▸ **EXERCISE**
Write out the complete material exactly as it stands.

■ ■ ■ ■ ■

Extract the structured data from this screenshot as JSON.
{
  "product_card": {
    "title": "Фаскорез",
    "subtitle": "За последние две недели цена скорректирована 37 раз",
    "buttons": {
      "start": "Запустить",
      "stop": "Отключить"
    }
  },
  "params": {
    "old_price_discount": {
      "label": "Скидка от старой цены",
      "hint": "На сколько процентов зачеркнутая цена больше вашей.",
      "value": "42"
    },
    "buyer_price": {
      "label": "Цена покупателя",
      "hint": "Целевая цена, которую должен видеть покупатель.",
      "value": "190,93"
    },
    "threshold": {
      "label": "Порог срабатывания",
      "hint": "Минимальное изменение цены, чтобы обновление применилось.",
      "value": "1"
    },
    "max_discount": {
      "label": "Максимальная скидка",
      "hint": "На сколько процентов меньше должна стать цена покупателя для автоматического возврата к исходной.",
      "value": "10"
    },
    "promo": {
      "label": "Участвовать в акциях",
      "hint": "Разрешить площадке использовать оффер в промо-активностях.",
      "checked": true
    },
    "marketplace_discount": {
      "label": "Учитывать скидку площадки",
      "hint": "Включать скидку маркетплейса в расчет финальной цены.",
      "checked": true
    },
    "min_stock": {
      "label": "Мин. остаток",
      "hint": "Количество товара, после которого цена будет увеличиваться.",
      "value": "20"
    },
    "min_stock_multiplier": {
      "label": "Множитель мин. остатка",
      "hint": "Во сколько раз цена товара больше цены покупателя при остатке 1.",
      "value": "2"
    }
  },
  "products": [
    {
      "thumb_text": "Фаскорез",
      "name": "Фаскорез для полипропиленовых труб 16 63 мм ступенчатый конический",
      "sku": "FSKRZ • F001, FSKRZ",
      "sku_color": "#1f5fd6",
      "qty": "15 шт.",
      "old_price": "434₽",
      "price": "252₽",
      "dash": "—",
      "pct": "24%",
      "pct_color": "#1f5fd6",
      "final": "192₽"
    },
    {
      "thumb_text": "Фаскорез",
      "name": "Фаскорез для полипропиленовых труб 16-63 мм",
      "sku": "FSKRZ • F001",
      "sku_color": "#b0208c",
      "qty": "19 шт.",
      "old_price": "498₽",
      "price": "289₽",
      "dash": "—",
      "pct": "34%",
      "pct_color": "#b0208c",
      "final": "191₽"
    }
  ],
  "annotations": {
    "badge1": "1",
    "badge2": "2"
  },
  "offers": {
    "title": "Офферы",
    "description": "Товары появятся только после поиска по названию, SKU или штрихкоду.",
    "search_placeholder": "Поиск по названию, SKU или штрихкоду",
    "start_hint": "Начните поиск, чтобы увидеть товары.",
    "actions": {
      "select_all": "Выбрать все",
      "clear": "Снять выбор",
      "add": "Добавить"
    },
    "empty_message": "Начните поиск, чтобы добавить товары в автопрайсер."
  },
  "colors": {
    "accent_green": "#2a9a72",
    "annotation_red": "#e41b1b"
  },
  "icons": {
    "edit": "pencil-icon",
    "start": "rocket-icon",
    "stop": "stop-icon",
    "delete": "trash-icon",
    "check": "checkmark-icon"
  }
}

■ ■ ■ ■ ■

▸ **THE COMPLETED TASK**
Extract the structured data from this screenshot as JSON.
{
  "product_card": {
    "title": "Фаскорез",
    "subtitle": "За последние две недели цена скорректирована 37 раз",
    "buttons": {
      "start": "Запустить",
      "stop": "Отключить"
    }
  },
  "params": {
    "old_price_discount": {
      "label": "Скидка от старой цены",
      "hint": "На сколько процентов зачеркнутая цена больше вашей.",
      "value": "42"
    },
    "buyer_price": {
      "label": "Цена покупателя",
      "hint": "Целевая цена, которую должен видеть покупатель.",
      "value": "190,93"
    },
    "threshold": {
      "label": "Порог срабатывания",
      "hint": "Минимальное изменение цены, чтобы обновление применилось.",
      "value": "1"
    },
    "max_discount": {
      "label": "Максимальная скидка",
      "hint": "На сколько процентов меньше должна стать цена покупателя для автоматического возврата к исходной.",
      "value": "10"
    },
    "promo": {
      "label": "Участвовать в акциях",
      "hint": "Разрешить площадке использовать оффер в промо-активностях.",
      "checked": true
    },
    "marketplace_discount": {
      "label": "Учитывать скидку площадки",
      "hint": "Включать скидку маркетплейса в расчет финальной цены.",
      "checked": true
    },
    "min_stock": {
      "label": "Мин. остаток",
      "hint": "Количество товара, после которого цена будет увеличиваться.",
      "value": "20"
    },
    "min_stock_multiplier": {
      "label": "Множитель мин. остатка",
      "hint": "Во сколько раз цена товара больше цены покупателя при остатке 1.",
      "value": "2"
    }
  },
  "products": [
    {
      "thumb_text": "Фаскорез",
      "name": "Фаскорез для полипропиленовых труб 16 63 мм ступенчатый конический",
      "sku": "FSKRZ • F001, FSKRZ",
      "sku_color": "#1f5fd6",
      "qty": "15 шт.",
      "old_price": "434₽",
      "price": "252₽",
      "dash": "—",
      "pct": "24%",
      "pct_color": "#1f5fd6",
      "final": "192₽"
    },
    {
      "thumb_text": "Фаскорез",
      "name": "Фаскорез для полипропиленовых труб 16-63 мм",
      "sku": "FSKRZ • F001",
      "sku_color": "#b0208c",
      "qty": "19 шт.",
      "old_price": "498₽",
      "price": "289₽",
      "dash": "—",
      "pct": "34%",
      "pct_color": "#b0208c",
      "final": "191₽"
    }
  ],
  "annotations": {
    "badge1": "1",
    "badge2": "2"
  },
  "offers": {
    "title": "Офферы",
    "description": "Товары появятся только после поиска по названию, SKU или штрихкоду.",
    "search_placeholder": "Поиск по названию, SKU или штрихкоду",
    "start_hint": "Начните поиск, чтобы увидеть товары.",
    "actions": {
      "select_all": "Выбрать все",
      "clear": "Снять выбор",
      "add": "Добавить"
    },
    "empty_message": "Начните поиск, чтобы добавить товары в автопрайсер."
  },
  "colors": {
    "accent_green": "#2a9a72",
    "annotation_red": "#e41b1b"
  },
  "icons": {
    "edit": "pencil-icon",
    "start": "rocket-icon",
    "stop": "stop-icon",
    "delete": "trash-icon",
    "check": "checkmark-icon"
  }
}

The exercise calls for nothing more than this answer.